-------- PROVIDED DATA --------
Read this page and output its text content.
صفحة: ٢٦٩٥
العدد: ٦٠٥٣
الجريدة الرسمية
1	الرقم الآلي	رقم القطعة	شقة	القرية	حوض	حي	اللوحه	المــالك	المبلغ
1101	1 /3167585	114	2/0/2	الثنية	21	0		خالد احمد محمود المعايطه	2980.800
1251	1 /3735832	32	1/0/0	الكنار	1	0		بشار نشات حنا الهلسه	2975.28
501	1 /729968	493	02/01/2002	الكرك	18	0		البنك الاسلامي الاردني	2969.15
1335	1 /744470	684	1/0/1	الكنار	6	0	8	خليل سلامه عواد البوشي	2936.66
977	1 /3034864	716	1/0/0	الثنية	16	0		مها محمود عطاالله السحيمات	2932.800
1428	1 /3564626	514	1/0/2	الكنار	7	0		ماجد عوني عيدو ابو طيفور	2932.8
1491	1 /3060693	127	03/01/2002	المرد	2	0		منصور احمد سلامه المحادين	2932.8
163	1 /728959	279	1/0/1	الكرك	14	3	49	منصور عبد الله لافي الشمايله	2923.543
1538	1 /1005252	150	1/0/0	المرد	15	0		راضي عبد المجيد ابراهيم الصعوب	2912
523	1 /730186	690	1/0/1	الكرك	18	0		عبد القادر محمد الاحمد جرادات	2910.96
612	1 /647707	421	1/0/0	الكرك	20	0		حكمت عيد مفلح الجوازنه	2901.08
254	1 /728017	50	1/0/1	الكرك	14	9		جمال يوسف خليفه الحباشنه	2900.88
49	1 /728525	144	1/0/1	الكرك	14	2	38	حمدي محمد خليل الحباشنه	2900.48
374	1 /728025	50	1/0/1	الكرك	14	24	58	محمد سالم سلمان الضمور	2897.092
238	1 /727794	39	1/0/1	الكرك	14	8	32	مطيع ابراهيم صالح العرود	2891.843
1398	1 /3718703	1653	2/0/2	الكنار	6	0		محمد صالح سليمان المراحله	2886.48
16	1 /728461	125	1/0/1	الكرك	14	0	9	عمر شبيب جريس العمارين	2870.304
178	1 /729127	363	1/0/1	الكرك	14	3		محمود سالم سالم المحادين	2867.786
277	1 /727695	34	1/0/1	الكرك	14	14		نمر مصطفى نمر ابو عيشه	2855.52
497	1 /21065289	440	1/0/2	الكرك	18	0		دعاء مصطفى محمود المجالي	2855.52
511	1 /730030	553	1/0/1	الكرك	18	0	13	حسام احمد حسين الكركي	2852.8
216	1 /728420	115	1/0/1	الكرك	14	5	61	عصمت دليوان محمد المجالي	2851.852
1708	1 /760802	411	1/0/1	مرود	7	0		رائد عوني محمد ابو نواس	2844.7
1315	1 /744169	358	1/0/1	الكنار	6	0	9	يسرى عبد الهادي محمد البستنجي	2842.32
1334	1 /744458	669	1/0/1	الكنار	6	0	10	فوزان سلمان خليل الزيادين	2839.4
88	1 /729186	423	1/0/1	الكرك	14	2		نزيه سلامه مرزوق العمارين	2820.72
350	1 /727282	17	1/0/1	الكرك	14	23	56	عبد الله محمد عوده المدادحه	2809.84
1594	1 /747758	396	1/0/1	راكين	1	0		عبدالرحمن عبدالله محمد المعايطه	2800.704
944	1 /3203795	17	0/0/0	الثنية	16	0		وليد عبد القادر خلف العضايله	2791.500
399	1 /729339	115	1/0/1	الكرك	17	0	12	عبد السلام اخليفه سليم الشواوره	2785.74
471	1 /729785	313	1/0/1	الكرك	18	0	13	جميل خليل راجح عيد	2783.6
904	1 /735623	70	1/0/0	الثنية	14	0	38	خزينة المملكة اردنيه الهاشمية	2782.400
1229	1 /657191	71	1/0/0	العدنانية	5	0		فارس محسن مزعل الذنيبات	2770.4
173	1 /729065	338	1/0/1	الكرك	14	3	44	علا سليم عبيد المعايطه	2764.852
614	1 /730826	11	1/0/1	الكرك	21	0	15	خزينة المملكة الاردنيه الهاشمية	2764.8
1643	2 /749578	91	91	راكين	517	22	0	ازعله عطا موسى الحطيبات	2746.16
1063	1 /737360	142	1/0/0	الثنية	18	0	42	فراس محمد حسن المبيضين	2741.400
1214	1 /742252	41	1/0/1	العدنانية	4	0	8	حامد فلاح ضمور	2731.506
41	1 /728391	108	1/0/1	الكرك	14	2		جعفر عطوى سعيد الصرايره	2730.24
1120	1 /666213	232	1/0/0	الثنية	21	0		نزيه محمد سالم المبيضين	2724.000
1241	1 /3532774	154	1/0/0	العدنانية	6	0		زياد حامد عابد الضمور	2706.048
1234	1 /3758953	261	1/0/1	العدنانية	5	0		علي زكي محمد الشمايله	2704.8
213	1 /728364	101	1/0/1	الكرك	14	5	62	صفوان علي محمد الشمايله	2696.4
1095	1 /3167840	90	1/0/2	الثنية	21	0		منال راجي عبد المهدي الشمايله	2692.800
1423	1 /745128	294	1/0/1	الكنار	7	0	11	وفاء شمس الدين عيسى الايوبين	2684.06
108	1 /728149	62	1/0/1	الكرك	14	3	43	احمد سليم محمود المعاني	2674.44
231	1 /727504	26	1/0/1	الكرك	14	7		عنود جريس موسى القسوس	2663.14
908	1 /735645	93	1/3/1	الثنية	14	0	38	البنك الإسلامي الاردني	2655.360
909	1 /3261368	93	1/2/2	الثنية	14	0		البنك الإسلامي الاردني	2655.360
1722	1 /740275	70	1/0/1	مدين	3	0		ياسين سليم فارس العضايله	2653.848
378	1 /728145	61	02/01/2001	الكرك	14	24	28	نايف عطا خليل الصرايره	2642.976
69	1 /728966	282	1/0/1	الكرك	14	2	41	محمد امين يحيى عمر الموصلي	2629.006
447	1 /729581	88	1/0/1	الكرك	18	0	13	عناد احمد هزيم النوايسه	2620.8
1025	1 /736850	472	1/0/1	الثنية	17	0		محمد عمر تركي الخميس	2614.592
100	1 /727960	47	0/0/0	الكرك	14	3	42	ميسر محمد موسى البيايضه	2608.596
--------
▶ [AIM]: Return all of the entries word for word.

▶ [SOLUTION]:
Read this page and output its text content.
صفحة: ٢٦٩٥
العدد: ٦٠٥٣
الجريدة الرسمية
1	الرقم الآلي	رقم القطعة	شقة	القرية	حوض	حي	اللوحه	المــالك	المبلغ
1101	1 /3167585	114	2/0/2	الثنية	21	0		خالد احمد محمود المعايطه	2980.800
1251	1 /3735832	32	1/0/0	الكنار	1	0		بشار نشات حنا الهلسه	2975.28
501	1 /729968	493	02/01/2002	الكرك	18	0		البنك الاسلامي الاردني	2969.15
1335	1 /744470	684	1/0/1	الكنار	6	0	8	خليل سلامه عواد البوشي	2936.66
977	1 /3034864	716	1/0/0	الثنية	16	0		مها محمود عطاالله السحيمات	2932.800
1428	1 /3564626	514	1/0/2	الكنار	7	0		ماجد عوني عيدو ابو طيفور	2932.8
1491	1 /3060693	127	03/01/2002	المرد	2	0		منصور احمد سلامه المحادين	2932.8
163	1 /728959	279	1/0/1	الكرك	14	3	49	منصور عبد الله لافي الشمايله	2923.543
1538	1 /1005252	150	1/0/0	المرد	15	0		راضي عبد المجيد ابراهيم الصعوب	2912
523	1 /730186	690	1/0/1	الكرك	18	0		عبد القادر محمد الاحمد جرادات	2910.96
612	1 /647707	421	1/0/0	الكرك	20	0		حكمت عيد مفلح الجوازنه	2901.08
254	1 /728017	50	1/0/1	الكرك	14	9		جمال يوسف خليفه الحباشنه	2900.88
49	1 /728525	144	1/0/1	الكرك	14	2	38	حمدي محمد خليل الحباشنه	2900.48
374	1 /728025	50	1/0/1	الكرك	14	24	58	محمد سالم سلمان الضمور	2897.092
238	1 /727794	39	1/0/1	الكرك	14	8	32	مطيع ابراهيم صالح العرود	2891.843
1398	1 /3718703	1653	2/0/2	الكنار	6	0		محمد صالح سليمان المراحله	2886.48
16	1 /728461	125	1/0/1	الكرك	14	0	9	عمر شبيب جريس العمارين	2870.304
178	1 /729127	363	1/0/1	الكرك	14	3		محمود سالم سالم المحادين	2867.786
277	1 /727695	34	1/0/1	الكرك	14	14		نمر مصطفى نمر ابو عيشه	2855.52
497	1 /21065289	440	1/0/2	الكرك	18	0		دعاء مصطفى محمود المجالي	2855.52
511	1 /730030	553	1/0/1	الكرك	18	0	13	حسام احمد حسين الكركي	2852.8
216	1 /728420	115	1/0/1	الكرك	14	5	61	عصمت دليوان محمد المجالي	2851.852
1708	1 /760802	411	1/0/1	مرود	7	0		رائد عوني محمد ابو نواس	2844.7
1315	1 /744169	358	1/0/1	الكنار	6	0	9	يسرى عبد الهادي محمد البستنجي	2842.32
1334	1 /744458	669	1/0/1	الكنار	6	0	10	فوزان سلمان خليل الزيادين	2839.4
88	1 /729186	423	1/0/1	الكرك	14	2		نزيه سلامه مرزوق العمارين	2820.72
350	1 /727282	17	1/0/1	الكرك	14	23	56	عبد الله محمد عوده المدادحه	2809.84
1594	1 /747758	396	1/0/1	راكين	1	0		عبدالرحمن عبدالله محمد المعايطه	2800.704
944	1 /3203795	17	0/0/0	الثنية	16	0		وليد عبد القادر خلف العضايله	2791.500
399	1 /729339	115	1/0/1	الكرك	17	0	12	عبد السلام اخليفه سليم الشواوره	2785.74
471	1 /729785	313	1/0/1	الكرك	18	0	13	جميل خليل راجح عيد	2783.6
904	1 /735623	70	1/0/0	الثنية	14	0	38	خزينة المملكة اردنيه الهاشمية	2782.400
1229	1 /657191	71	1/0/0	العدنانية	5	0		فارس محسن مزعل الذنيبات	2770.4
173	1 /729065	338	1/0/1	الكرك	14	3	44	علا سليم عبيد المعايطه	2764.852
614	1 /730826	11	1/0/1	الكرك	21	0	15	خزينة المملكة الاردنيه الهاشمية	2764.8
1643	2 /749578	91	91	راكين	517	22	0	ازعله عطا موسى الحطيبات	2746.16
1063	1 /737360	142	1/0/0	الثنية	18	0	42	فراس محمد حسن المبيضين	2741.400
1214	1 /742252	41	1/0/1	العدنانية	4	0	8	حامد فلاح ضمور	2731.506
41	1 /728391	108	1/0/1	الكرك	14	2		جعفر عطوى سعيد الصرايره	2730.24
1120	1 /666213	232	1/0/0	الثنية	21	0		نزيه محمد سالم المبيضين	2724.000
1241	1 /3532774	154	1/0/0	العدنانية	6	0		زياد حامد عابد الضمور	2706.048
1234	1 /3758953	261	1/0/1	العدنانية	5	0		علي زكي محمد الشمايله	2704.8
213	1 /728364	101	1/0/1	الكرك	14	5	62	صفوان علي محمد الشمايله	2696.4
1095	1 /3167840	90	1/0/2	الثنية	21	0		منال راجي عبد المهدي الشمايله	2692.800
1423	1 /745128	294	1/0/1	الكنار	7	0	11	وفاء شمس الدين عيسى الايوبين	2684.06
108	1 /728149	62	1/0/1	الكرك	14	3	43	احمد سليم محمود المعاني	2674.44
231	1 /727504	26	1/0/1	الكرك	14	7		عنود جريس موسى القسوس	2663.14
908	1 /735645	93	1/3/1	الثنية	14	0	38	البنك الإسلامي الاردني	2655.360
909	1 /3261368	93	1/2/2	الثنية	14	0		البنك الإسلامي الاردني	2655.360
1722	1 /740275	70	1/0/1	مدين	3	0		ياسين سليم فارس العضايله	2653.848
378	1 /728145	61	02/01/2001	الكرك	14	24	28	نايف عطا خليل الصرايره	2642.976
69	1 /728966	282	1/0/1	الكرك	14	2	41	محمد امين يحيى عمر الموصلي	2629.006
447	1 /729581	88	1/0/1	الكرك	18	0	13	عناد احمد هزيم النوايسه	2620.8
1025	1 /736850	472	1/0/1	الثنية	17	0		محمد عمر تركي الخميس	2614.592
100	1 /727960	47	0/0/0	الكرك	14	3	42	ميسر محمد موسى البيايضه	2608.596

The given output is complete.